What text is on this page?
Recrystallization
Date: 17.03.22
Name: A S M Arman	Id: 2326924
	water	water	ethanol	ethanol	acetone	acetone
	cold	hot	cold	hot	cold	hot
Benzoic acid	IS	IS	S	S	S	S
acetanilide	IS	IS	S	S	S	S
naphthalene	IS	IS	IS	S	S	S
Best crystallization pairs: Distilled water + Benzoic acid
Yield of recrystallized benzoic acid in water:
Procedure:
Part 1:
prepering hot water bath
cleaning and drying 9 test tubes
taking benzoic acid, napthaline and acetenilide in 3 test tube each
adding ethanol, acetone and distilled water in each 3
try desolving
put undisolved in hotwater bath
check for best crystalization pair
- - - -
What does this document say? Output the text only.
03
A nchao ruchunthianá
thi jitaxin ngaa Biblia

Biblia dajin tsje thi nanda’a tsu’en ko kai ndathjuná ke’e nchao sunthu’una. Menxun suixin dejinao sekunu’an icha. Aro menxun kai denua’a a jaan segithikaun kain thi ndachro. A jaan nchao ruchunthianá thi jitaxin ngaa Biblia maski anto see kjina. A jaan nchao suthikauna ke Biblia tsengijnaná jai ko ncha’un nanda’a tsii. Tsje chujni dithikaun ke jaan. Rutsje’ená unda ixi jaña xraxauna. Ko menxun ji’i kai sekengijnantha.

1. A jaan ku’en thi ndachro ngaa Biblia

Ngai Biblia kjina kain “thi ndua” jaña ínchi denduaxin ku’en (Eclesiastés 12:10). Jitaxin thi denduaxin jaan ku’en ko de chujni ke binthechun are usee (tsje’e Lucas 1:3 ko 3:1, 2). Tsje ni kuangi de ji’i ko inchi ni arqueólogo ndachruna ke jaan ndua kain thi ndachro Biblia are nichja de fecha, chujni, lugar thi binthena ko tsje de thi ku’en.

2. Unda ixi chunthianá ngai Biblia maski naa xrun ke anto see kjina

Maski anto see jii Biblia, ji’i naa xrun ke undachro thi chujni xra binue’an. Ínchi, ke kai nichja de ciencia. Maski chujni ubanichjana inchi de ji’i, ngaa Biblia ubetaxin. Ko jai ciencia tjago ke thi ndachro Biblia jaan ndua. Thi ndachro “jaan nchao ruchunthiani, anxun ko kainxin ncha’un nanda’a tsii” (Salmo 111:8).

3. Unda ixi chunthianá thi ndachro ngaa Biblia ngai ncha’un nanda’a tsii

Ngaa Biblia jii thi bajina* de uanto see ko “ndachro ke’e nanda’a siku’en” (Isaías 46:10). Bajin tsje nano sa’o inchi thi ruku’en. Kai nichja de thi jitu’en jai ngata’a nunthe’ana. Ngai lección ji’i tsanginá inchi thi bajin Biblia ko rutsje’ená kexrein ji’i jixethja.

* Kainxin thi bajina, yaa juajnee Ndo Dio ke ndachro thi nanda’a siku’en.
- - - -
Extract every line above containing the word "acetone".

_Solution_.
	water	water	ethanol	ethanol	acetone	acetone
adding ethanol, acetone and distilled water in each 3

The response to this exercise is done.